Figure dataset records:
---*---
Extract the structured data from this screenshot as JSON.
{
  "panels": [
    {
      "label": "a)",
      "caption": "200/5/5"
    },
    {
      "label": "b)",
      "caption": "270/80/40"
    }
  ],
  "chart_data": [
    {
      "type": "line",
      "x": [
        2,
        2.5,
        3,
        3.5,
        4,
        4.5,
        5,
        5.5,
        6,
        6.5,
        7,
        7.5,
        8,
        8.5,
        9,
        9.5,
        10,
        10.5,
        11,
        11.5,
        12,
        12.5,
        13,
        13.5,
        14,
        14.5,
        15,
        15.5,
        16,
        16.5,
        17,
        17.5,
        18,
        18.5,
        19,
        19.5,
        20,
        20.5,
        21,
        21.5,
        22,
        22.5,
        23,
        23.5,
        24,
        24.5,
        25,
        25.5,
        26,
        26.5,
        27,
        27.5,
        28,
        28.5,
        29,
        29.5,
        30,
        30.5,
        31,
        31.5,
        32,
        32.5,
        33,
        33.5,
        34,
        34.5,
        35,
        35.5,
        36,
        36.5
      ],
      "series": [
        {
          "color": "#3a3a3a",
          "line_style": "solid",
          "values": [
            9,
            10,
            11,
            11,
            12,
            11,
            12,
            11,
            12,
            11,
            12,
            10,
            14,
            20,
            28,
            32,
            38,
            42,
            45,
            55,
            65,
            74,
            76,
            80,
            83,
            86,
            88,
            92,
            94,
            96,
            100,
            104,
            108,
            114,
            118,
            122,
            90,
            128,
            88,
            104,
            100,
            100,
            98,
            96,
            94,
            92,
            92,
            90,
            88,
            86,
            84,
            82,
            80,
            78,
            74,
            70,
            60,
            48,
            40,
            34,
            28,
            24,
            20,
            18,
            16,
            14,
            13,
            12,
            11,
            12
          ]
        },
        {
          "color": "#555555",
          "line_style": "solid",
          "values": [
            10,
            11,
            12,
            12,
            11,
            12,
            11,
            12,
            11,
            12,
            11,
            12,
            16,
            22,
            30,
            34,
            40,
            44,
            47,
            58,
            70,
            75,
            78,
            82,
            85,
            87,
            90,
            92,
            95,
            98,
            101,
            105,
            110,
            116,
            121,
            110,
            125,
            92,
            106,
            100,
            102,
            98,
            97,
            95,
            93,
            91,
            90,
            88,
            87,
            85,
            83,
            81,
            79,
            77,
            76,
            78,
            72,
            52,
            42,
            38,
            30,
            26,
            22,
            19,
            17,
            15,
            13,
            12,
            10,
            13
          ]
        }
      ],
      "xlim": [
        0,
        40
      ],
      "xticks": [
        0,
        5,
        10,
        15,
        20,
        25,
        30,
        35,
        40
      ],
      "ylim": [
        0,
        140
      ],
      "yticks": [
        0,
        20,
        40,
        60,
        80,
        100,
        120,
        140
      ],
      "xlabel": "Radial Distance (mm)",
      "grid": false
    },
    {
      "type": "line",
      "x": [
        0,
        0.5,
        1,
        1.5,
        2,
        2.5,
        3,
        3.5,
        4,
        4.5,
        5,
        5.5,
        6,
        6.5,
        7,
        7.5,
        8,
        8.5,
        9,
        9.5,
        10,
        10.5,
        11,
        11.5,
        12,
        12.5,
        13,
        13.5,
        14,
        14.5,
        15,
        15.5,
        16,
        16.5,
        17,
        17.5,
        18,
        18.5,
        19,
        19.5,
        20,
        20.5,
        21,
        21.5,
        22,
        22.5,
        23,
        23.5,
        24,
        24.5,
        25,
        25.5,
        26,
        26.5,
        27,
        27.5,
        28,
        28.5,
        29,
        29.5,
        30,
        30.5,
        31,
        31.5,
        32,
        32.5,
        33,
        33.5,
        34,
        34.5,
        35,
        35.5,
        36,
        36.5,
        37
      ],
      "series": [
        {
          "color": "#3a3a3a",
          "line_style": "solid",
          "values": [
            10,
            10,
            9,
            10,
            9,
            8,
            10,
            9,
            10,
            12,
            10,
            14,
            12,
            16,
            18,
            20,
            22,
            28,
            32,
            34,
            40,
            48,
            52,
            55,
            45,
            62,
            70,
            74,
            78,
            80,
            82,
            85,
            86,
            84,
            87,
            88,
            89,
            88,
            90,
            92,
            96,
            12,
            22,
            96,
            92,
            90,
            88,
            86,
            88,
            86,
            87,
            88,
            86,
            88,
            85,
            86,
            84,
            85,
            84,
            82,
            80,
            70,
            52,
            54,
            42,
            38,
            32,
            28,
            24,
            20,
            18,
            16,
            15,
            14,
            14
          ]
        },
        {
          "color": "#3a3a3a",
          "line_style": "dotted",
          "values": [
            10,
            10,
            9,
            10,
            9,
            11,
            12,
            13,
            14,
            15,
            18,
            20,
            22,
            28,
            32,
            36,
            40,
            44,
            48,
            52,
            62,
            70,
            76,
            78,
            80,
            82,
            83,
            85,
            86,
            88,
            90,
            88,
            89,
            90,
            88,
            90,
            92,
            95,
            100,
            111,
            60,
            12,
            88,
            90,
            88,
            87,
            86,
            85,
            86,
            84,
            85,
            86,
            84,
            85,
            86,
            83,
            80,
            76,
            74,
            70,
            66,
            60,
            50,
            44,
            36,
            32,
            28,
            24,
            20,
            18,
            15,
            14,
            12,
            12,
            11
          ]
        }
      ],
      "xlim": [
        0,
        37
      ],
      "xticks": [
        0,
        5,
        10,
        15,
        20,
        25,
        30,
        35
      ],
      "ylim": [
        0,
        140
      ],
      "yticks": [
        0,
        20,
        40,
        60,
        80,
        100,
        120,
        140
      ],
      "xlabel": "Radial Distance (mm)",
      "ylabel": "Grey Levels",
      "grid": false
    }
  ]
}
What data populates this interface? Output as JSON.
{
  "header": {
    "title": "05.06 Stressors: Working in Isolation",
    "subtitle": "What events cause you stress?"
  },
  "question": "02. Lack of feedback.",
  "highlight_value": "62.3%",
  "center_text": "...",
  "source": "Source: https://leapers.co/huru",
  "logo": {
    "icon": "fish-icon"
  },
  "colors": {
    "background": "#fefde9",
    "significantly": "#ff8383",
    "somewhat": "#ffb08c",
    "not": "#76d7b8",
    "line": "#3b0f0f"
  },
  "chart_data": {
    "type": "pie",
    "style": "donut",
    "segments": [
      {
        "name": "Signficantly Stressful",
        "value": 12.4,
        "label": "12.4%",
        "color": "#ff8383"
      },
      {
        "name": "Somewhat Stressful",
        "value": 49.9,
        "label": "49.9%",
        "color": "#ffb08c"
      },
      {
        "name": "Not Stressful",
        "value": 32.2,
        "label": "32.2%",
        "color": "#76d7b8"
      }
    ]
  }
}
---*---
### Exercise details
Take the records above and return them exactly as written.

### The output
Extract the structured data from this screenshot as JSON.
{
  "panels": [
    {
      "label": "a)",
      "caption": "200/5/5"
    },
    {
      "label": "b)",
      "caption": "270/80/40"
    }
  ],
  "chart_data": [
    {
      "type": "line",
      "x": [
        2,
        2.5,
        3,
        3.5,
        4,
        4.5,
        5,
        5.5,
        6,
        6.5,
        7,
        7.5,
        8,
        8.5,
        9,
        9.5,
        10,
        10.5,
        11,
        11.5,
        12,
        12.5,
        13,
        13.5,
        14,
        14.5,
        15,
        15.5,
        16,
        16.5,
        17,
        17.5,
        18,
        18.5,
        19,
        19.5,
        20,
        20.5,
        21,
        21.5,
        22,
        22.5,
        23,
        23.5,
        24,
        24.5,
        25,
        25.5,
        26,
        26.5,
        27,
        27.5,
        28,
        28.5,
        29,
        29.5,
        30,
        30.5,
        31,
        31.5,
        32,
        32.5,
        33,
        33.5,
        34,
        34.5,
        35,
        35.5,
        36,
        36.5
      ],
      "series": [
        {
          "color": "#3a3a3a",
          "line_style": "solid",
          "values": [
            9,
            10,
            11,
            11,
            12,
            11,
            12,
            11,
            12,
            11,
            12,
            10,
            14,
            20,
            28,
            32,
            38,
            42,
            45,
            55,
            65,
            74,
            76,
            80,
            83,
            86,
            88,
            92,
            94,
            96,
            100,
            104,
            108,
            114,
            118,
            122,
            90,
            128,
            88,
            104,
            100,
            100,
            98,
            96,
            94,
            92,
            92,
            90,
            88,
            86,
            84,
            82,
            80,
            78,
            74,
            70,
            60,
            48,
            40,
            34,
            28,
            24,
            20,
            18,
            16,
            14,
            13,
            12,
            11,
            12
          ]
        },
        {
          "color": "#555555",
          "line_style": "solid",
          "values": [
            10,
            11,
            12,
            12,
            11,
            12,
            11,
            12,
            11,
            12,
            11,
            12,
            16,
            22,
            30,
            34,
            40,
            44,
            47,
            58,
            70,
            75,
            78,
            82,
            85,
            87,
            90,
            92,
            95,
            98,
            101,
            105,
            110,
            116,
            121,
            110,
            125,
            92,
            106,
            100,
            102,
            98,
            97,
            95,
            93,
            91,
            90,
            88,
            87,
            85,
            83,
            81,
            79,
            77,
            76,
            78,
            72,
            52,
            42,
            38,
            30,
            26,
            22,
            19,
            17,
            15,
            13,
            12,
            10,
            13
          ]
        }
      ],
      "xlim": [
        0,
        40
      ],
      "xticks": [
        0,
        5,
        10,
        15,
        20,
        25,
        30,
        35,
        40
      ],
      "ylim": [
        0,
        140
      ],
      "yticks": [
        0,
        20,
        40,
        60,
        80,
        100,
        120,
        140
      ],
      "xlabel": "Radial Distance (mm)",
      "grid": false
    },
    {
      "type": "line",
      "x": [
        0,
        0.5,
        1,
        1.5,
        2,
        2.5,
        3,
        3.5,
        4,
        4.5,
        5,
        5.5,
        6,
        6.5,
        7,
        7.5,
        8,
        8.5,
        9,
        9.5,
        10,
        10.5,
        11,
        11.5,
        12,
        12.5,
        13,
        13.5,
        14,
        14.5,
        15,
        15.5,
        16,
        16.5,
        17,
        17.5,
        18,
        18.5,
        19,
        19.5,
        20,
        20.5,
        21,
        21.5,
        22,
        22.5,
        23,
        23.5,
        24,
        24.5,
        25,
        25.5,
        26,
        26.5,
        27,
        27.5,
        28,
        28.5,
        29,
        29.5,
        30,
        30.5,
        31,
        31.5,
        32,
        32.5,
        33,
        33.5,
        34,
        34.5,
        35,
        35.5,
        36,
        36.5,
        37
      ],
      "series": [
        {
          "color": "#3a3a3a",
          "line_style": "solid",
          "values": [
            10,
            10,
            9,
            10,
            9,
            8,
            10,
            9,
            10,
            12,
            10,
            14,
            12,
            16,
            18,
            20,
            22,
            28,
            32,
            34,
            40,
            48,
            52,
            55,
            45,
            62,
            70,
            74,
            78,
            80,
            82,
            85,
            86,
            84,
            87,
            88,
            89,
            88,
            90,
            92,
            96,
            12,
            22,
            96,
            92,
            90,
            88,
            86,
            88,
            86,
            87,
            88,
            86,
            88,
            85,
            86,
            84,
            85,
            84,
            82,
            80,
            70,
            52,
            54,
            42,
            38,
            32,
            28,
            24,
            20,
            18,
            16,
            15,
            14,
            14
          ]
        },
        {
          "color": "#3a3a3a",
          "line_style": "dotted",
          "values": [
            10,
            10,
            9,
            10,
            9,
            11,
            12,
            13,
            14,
            15,
            18,
            20,
            22,
            28,
            32,
            36,
            40,
            44,
            48,
            52,
            62,
            70,
            76,
            78,
            80,
            82,
            83,
            85,
            86,
            88,
            90,
            88,
            89,
            90,
            88,
            90,
            92,
            95,
            100,
            111,
            60,
            12,
            88,
            90,
            88,
            87,
            86,
            85,
            86,
            84,
            85,
            86,
            84,
            85,
            86,
            83,
            80,
            76,
            74,
            70,
            66,
            60,
            50,
            44,
            36,
            32,
            28,
            24,
            20,
            18,
            15,
            14,
            12,
            12,
            11
          ]
        }
      ],
      "xlim": [
        0,
        37
      ],
      "xticks": [
        0,
        5,
        10,
        15,
        20,
        25,
        30,
        35
      ],
      "ylim": [
        0,
        140
      ],
      "yticks": [
        0,
        20,
        40,
        60,
        80,
        100,
        120,
        140
      ],
      "xlabel": "Radial Distance (mm)",
      "ylabel": "Grey Levels",
      "grid": false
    }
  ]
}
What data populates this interface? Output as JSON.
{
  "header": {
    "title": "05.06 Stressors: Working in Isolation",
    "subtitle": "What events cause you stress?"
  },
  "question": "02. Lack of feedback.",
  "highlight_value": "62.3%",
  "center_text": "...",
  "source": "Source: https://leapers.co/huru",
  "logo": {
    "icon": "fish-icon"
  },
  "colors": {
    "background": "#fefde9",
    "significantly": "#ff8383",
    "somewhat": "#ffb08c",
    "not": "#76d7b8",
    "line": "#3b0f0f"
  },
  "chart_data": {
    "type": "pie",
    "style": "donut",
    "segments": [
      {
        "name": "Signficantly Stressful",
        "value": 12.4,
        "label": "12.4%",
        "color": "#ff8383"
      },
      {
        "name": "Somewhat Stressful",
        "value": 49.9,
        "label": "49.9%",
        "color": "#ffb08c"
      },
      {
        "name": "Not Stressful",
        "value": 32.2,
        "label": "32.2%",
        "color": "#76d7b8"
      }
    ]
  }
}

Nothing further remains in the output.